*Task brief*. Write out the listing below in full and exactly, leaving out every picture.

Source data
# # # # #
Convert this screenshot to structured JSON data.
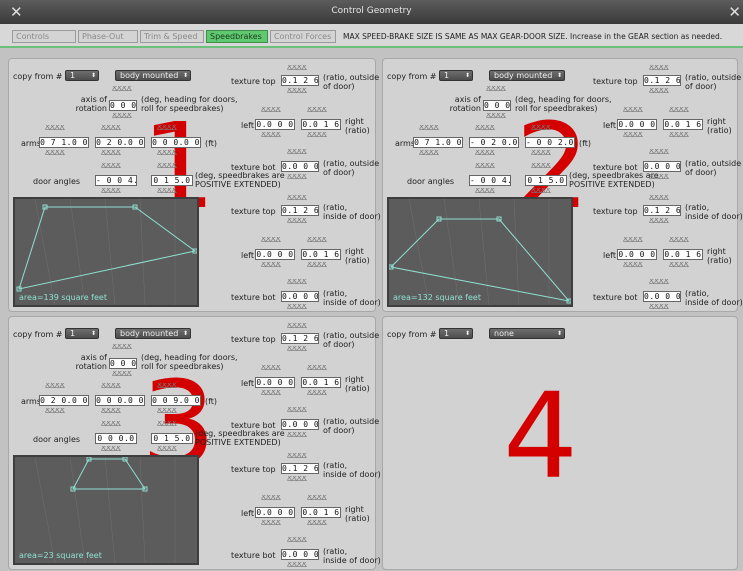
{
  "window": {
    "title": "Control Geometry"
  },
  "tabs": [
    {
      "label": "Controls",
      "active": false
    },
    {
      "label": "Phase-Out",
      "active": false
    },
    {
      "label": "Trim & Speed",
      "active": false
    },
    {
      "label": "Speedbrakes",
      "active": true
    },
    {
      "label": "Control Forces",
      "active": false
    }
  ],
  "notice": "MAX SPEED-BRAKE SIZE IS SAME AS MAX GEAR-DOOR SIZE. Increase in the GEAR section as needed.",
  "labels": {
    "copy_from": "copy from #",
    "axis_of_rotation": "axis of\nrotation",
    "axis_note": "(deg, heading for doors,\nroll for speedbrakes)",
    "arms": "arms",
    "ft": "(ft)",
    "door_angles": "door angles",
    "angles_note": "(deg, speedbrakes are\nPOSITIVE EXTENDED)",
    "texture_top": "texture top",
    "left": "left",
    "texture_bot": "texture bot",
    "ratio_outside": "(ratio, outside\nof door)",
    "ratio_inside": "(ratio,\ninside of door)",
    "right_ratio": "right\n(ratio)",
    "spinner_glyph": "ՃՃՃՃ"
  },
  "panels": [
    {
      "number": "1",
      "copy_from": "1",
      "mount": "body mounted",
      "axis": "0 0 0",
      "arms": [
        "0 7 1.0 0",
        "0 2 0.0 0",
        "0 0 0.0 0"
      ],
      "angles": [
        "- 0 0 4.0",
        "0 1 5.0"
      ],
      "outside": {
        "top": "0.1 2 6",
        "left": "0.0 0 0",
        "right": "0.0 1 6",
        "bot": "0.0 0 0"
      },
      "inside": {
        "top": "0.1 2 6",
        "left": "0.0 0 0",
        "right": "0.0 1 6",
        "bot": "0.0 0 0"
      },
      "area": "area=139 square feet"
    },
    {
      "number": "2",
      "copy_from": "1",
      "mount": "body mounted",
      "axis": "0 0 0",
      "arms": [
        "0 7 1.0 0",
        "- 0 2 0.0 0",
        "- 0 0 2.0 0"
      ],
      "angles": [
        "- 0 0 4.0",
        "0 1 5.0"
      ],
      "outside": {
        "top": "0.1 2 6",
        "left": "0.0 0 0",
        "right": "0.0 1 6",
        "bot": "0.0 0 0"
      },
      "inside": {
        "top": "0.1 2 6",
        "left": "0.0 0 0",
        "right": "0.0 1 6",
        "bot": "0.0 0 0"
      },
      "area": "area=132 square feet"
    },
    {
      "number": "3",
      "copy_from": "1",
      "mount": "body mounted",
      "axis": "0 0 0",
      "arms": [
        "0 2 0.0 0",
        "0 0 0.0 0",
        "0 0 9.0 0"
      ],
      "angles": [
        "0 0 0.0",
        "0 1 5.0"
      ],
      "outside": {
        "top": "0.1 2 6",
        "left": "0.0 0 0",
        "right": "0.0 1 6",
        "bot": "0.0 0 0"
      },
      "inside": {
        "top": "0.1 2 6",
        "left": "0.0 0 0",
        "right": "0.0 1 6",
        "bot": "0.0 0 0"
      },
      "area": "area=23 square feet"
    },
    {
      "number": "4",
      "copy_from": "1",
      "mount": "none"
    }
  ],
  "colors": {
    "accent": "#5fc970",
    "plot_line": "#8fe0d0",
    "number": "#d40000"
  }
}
# # # # #
*Exercise answer*.
Convert this screenshot to structured JSON data.
{
  "window": {
    "title": "Control Geometry"
  },
  "tabs": [
    {
      "label": "Controls",
      "active": false
    },
    {
      "label": "Phase-Out",
      "active": false
    },
    {
      "label": "Trim & Speed",
      "active": false
    },
    {
      "label": "Speedbrakes",
      "active": true
    },
    {
      "label": "Control Forces",
      "active": false
    }
  ],
  "notice": "MAX SPEED-BRAKE SIZE IS SAME AS MAX GEAR-DOOR SIZE. Increase in the GEAR section as needed.",
  "labels": {
    "copy_from": "copy from #",
    "axis_of_rotation": "axis of\nrotation",
    "axis_note": "(deg, heading for doors,\nroll for speedbrakes)",
    "arms": "arms",
    "ft": "(ft)",
    "door_angles": "door angles",
    "angles_note": "(deg, speedbrakes are\nPOSITIVE EXTENDED)",
    "texture_top": "texture top",
    "left": "left",
    "texture_bot": "texture bot",
    "ratio_outside": "(ratio, outside\nof door)",
    "ratio_inside": "(ratio,\ninside of door)",
    "right_ratio": "right\n(ratio)",
    "spinner_glyph": "ՃՃՃՃ"
  },
  "panels": [
    {
      "number": "1",
      "copy_from": "1",
      "mount": "body mounted",
      "axis": "0 0 0",
      "arms": [
        "0 7 1.0 0",
        "0 2 0.0 0",
        "0 0 0.0 0"
      ],
      "angles": [
        "- 0 0 4.0",
        "0 1 5.0"
      ],
      "outside": {
        "top": "0.1 2 6",
        "left": "0.0 0 0",
        "right": "0.0 1 6",
        "bot": "0.0 0 0"
      },
      "inside": {
        "top": "0.1 2 6",
        "left": "0.0 0 0",
        "right": "0.0 1 6",
        "bot": "0.0 0 0"
      },
      "area": "area=139 square feet"
    },
    {
      "number": "2",
      "copy_from": "1",
      "mount": "body mounted",
      "axis": "0 0 0",
      "arms": [
        "0 7 1.0 0",
        "- 0 2 0.0 0",
        "- 0 0 2.0 0"
      ],
      "angles": [
        "- 0 0 4.0",
        "0 1 5.0"
      ],
      "outside": {
        "top": "0.1 2 6",
        "left": "0.0 0 0",
        "right": "0.0 1 6",
        "bot": "0.0 0 0"
      },
      "inside": {
        "top": "0.1 2 6",
        "left": "0.0 0 0",
        "right": "0.0 1 6",
        "bot": "0.0 0 0"
      },
      "area": "area=132 square feet"
    },
    {
      "number": "3",
      "copy_from": "1",
      "mount": "body mounted",
      "axis": "0 0 0",
      "arms": [
        "0 2 0.0 0",
        "0 0 0.0 0",
        "0 0 9.0 0"
      ],
      "angles": [
        "0 0 0.0",
        "0 1 5.0"
      ],
      "outside": {
        "top": "0.1 2 6",
        "left": "0.0 0 0",
        "right": "0.0 1 6",
        "bot": "0.0 0 0"
      },
      "inside": {
        "top": "0.1 2 6",
        "left": "0.0 0 0",
        "right": "0.0 1 6",
        "bot": "0.0 0 0"
      },
      "area": "area=23 square feet"
    },
    {
      "number": "4",
      "copy_from": "1",
      "mount": "none"
    }
  ],
  "colors": {
    "accent": "#5fc970",
    "plot_line": "#8fe0d0",
    "number": "#d40000"
  }
}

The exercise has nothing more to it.